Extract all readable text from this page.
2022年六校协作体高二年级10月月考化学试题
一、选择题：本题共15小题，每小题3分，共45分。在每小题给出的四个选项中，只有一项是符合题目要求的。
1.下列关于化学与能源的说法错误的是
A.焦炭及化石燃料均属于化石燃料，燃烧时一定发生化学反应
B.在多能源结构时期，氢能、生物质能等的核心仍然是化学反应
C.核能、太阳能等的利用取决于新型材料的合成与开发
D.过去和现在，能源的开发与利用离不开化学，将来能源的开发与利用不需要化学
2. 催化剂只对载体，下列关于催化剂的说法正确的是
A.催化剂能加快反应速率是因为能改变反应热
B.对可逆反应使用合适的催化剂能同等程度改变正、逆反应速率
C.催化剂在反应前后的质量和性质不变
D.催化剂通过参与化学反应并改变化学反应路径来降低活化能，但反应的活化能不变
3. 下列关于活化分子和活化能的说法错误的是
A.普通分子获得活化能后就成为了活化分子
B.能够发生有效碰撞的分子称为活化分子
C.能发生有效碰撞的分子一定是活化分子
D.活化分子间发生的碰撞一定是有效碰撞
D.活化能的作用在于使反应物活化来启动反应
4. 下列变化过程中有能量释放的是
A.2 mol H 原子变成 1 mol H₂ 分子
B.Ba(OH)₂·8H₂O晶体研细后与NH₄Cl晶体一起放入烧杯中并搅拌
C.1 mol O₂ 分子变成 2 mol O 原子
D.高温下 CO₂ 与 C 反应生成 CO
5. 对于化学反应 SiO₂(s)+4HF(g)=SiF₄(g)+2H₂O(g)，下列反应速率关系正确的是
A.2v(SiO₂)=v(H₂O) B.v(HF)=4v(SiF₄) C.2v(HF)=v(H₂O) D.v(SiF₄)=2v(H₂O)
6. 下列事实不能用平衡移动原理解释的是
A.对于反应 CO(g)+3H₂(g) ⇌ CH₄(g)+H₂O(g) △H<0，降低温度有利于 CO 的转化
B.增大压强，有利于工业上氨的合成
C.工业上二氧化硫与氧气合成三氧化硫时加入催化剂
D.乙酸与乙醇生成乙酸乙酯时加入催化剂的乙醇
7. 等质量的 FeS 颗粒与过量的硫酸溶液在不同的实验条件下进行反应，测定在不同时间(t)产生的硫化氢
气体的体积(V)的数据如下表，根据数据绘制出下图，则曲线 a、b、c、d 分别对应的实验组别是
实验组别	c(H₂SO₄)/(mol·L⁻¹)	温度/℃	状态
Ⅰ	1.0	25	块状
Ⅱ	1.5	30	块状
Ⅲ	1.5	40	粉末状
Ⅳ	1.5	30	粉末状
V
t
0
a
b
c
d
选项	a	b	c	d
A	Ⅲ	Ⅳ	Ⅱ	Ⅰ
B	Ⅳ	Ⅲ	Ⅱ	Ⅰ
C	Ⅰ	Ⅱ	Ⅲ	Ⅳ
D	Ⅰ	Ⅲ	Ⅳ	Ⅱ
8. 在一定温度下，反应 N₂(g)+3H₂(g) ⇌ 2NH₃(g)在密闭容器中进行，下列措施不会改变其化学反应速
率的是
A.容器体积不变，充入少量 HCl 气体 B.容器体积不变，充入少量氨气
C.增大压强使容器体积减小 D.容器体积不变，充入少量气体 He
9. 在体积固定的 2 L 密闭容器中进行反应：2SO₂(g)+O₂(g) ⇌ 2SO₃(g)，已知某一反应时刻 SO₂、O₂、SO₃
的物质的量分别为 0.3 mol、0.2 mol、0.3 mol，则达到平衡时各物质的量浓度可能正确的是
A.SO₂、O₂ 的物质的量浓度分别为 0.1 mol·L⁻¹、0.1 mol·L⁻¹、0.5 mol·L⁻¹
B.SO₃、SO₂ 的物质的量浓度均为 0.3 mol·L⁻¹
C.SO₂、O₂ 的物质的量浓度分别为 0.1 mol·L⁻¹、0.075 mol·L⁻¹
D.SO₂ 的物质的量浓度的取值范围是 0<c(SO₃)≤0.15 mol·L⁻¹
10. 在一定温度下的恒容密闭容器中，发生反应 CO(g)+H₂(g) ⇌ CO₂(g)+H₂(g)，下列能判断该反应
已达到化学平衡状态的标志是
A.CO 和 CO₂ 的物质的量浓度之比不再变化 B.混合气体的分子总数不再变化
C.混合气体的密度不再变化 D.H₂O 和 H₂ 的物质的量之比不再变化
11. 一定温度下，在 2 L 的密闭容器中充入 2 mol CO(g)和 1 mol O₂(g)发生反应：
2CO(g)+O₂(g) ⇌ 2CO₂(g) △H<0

☆ ☆ ☆ ☆

#### [THE PROBLEM]
Among the lines above, count those containing the word "SiO₂" and give nothing but the result.

#### [RESPONSE FOR THIS EXERCISE]
2